**Work to complete:** Pull out every line with the word "image" from the entries below.

**Record extracts:**
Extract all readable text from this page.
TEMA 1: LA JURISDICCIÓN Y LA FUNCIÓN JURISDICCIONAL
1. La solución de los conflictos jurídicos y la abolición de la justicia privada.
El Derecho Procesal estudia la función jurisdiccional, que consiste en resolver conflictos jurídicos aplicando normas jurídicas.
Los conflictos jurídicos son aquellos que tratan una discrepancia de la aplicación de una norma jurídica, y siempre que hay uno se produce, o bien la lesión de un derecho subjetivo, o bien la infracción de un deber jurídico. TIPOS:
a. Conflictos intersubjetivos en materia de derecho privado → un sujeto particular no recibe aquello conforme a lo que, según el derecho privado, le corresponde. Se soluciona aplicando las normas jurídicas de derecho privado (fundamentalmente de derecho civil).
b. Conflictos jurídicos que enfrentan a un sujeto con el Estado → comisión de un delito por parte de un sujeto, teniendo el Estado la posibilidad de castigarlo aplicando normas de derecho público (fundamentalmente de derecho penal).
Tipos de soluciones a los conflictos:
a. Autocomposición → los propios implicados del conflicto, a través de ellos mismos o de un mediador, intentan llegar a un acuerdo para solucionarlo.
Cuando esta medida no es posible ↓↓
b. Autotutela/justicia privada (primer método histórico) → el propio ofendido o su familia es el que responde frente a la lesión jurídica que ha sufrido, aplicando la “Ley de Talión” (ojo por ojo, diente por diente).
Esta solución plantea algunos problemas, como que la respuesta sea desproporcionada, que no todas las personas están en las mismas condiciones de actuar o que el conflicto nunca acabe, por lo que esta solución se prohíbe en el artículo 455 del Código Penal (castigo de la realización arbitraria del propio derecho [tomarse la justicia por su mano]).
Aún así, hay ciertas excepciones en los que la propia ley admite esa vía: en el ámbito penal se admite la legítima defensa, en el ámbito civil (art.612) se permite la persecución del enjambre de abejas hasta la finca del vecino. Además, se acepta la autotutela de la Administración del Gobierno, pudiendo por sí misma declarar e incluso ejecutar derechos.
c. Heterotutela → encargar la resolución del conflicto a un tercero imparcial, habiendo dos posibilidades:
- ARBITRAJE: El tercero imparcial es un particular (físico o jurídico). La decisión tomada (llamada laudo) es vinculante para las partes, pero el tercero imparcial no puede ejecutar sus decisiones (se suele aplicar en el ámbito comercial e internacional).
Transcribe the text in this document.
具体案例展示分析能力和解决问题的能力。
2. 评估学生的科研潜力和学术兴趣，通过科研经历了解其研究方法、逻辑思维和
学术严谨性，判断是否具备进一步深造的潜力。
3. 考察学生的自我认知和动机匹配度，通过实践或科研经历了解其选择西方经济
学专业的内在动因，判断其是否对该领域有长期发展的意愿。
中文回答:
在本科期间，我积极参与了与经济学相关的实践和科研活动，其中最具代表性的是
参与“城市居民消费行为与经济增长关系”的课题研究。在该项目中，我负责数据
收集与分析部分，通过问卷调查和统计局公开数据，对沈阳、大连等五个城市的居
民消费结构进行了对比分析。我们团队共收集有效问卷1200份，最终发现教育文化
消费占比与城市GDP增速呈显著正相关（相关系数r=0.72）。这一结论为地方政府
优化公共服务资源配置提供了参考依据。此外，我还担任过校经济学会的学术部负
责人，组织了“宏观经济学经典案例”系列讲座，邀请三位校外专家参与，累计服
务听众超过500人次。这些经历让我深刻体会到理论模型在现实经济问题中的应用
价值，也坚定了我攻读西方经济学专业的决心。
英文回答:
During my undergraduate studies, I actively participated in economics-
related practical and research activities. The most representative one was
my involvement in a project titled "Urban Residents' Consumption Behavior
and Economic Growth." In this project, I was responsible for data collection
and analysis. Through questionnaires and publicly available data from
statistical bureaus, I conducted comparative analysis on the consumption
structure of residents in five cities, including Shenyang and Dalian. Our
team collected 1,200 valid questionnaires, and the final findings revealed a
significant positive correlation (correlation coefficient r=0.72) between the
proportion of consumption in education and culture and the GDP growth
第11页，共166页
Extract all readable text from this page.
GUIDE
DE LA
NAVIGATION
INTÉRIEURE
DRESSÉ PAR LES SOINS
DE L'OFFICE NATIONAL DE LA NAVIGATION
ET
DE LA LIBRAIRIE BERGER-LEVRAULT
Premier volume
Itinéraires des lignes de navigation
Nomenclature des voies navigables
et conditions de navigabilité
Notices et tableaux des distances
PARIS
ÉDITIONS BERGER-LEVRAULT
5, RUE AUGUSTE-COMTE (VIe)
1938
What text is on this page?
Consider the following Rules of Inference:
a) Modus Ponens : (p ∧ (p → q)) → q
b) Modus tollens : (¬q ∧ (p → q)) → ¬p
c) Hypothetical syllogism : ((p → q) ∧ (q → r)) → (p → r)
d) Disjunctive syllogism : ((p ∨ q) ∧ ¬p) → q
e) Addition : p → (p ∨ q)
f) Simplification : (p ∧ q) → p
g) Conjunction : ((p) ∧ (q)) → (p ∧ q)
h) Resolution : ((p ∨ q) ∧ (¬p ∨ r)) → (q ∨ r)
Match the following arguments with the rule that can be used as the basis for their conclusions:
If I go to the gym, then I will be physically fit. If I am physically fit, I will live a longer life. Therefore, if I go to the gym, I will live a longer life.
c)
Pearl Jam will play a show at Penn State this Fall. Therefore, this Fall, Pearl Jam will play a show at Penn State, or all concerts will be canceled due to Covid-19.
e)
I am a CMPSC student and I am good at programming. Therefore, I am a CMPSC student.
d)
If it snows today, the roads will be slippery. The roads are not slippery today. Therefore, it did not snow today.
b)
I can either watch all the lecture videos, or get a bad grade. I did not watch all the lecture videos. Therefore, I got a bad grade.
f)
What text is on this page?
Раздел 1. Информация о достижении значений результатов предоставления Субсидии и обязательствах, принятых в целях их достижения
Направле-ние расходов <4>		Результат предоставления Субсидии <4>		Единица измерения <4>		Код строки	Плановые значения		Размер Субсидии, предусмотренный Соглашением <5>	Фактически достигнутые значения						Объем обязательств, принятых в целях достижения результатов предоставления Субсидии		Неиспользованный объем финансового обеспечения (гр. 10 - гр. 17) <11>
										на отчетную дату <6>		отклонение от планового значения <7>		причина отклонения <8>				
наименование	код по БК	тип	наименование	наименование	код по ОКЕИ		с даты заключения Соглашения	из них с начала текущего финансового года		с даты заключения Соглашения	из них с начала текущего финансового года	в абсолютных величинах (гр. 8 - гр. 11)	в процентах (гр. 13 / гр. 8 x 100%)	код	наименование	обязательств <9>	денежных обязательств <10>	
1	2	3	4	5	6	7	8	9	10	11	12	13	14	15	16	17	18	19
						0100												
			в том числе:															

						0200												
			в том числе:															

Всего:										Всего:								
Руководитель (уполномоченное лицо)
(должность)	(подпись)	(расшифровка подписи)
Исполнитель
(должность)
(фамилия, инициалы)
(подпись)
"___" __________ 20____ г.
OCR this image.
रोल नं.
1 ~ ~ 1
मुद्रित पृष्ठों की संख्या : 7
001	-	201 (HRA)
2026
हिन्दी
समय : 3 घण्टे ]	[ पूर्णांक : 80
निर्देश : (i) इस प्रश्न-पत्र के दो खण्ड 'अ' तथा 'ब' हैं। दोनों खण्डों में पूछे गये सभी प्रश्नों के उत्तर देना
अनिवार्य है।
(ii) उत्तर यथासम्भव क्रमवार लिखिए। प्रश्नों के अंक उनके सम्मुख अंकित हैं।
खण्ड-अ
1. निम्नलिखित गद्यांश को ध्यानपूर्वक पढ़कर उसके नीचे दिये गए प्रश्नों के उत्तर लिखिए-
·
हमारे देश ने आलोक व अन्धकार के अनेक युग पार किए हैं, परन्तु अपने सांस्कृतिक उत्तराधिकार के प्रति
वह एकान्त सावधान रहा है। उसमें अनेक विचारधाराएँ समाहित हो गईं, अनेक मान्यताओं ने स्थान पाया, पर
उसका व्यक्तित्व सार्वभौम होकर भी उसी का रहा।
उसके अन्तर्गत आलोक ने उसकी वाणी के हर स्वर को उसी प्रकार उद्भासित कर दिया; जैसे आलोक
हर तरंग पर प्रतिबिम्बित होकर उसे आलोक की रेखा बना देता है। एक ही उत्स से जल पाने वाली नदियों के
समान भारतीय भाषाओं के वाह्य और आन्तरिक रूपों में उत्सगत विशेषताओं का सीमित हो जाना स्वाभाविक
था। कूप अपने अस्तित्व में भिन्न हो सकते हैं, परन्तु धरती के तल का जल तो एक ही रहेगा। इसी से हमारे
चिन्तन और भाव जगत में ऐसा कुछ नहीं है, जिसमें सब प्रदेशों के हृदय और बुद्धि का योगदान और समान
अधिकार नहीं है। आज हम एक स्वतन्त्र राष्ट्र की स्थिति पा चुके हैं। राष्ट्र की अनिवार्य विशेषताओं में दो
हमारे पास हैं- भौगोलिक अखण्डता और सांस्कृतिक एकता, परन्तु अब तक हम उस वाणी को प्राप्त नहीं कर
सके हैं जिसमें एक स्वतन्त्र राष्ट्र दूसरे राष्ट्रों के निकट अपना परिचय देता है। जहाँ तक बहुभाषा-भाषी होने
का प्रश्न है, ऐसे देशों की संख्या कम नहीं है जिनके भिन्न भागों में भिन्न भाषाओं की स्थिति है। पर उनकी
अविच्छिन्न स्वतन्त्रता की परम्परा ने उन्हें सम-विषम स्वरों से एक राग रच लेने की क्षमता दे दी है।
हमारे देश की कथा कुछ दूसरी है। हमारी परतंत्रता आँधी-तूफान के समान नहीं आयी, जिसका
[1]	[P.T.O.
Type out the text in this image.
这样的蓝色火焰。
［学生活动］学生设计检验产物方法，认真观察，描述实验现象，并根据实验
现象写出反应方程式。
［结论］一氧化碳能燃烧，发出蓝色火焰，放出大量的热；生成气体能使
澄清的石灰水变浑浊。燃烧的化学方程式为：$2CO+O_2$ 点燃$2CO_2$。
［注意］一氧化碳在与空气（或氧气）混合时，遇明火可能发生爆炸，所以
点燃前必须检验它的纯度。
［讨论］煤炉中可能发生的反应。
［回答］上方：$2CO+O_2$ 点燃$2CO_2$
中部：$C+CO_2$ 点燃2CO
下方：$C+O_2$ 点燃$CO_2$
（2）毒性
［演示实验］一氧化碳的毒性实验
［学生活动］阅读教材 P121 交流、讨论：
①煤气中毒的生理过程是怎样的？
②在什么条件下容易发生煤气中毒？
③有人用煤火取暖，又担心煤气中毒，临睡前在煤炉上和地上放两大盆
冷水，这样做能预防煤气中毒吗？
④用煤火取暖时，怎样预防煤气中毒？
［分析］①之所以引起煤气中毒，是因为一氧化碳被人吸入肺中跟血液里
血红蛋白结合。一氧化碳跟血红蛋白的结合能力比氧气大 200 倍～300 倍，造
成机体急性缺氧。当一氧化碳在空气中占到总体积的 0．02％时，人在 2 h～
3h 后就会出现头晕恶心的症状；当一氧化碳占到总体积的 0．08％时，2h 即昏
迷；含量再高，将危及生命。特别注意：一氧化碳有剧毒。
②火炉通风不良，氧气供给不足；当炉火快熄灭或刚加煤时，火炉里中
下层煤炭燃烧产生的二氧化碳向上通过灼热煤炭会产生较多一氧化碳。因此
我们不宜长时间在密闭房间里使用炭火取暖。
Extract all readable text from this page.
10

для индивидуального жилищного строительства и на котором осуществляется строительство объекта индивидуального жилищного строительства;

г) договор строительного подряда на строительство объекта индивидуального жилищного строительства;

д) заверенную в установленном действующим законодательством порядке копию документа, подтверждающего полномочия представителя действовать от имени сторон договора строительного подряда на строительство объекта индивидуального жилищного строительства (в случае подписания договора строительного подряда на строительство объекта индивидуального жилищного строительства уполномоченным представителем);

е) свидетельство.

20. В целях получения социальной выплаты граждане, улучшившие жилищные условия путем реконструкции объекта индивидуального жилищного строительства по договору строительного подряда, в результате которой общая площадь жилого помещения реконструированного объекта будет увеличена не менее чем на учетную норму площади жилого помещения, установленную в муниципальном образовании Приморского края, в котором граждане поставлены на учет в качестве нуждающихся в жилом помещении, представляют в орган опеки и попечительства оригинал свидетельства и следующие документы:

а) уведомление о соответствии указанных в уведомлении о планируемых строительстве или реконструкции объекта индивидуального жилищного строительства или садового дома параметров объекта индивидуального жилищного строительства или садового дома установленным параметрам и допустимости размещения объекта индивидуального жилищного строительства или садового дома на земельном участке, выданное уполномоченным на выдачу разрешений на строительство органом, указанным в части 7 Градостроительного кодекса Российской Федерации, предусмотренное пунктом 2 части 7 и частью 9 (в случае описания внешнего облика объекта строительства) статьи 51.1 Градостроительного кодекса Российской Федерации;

**Task answer:**
OCR this image.
Type out the text in this image.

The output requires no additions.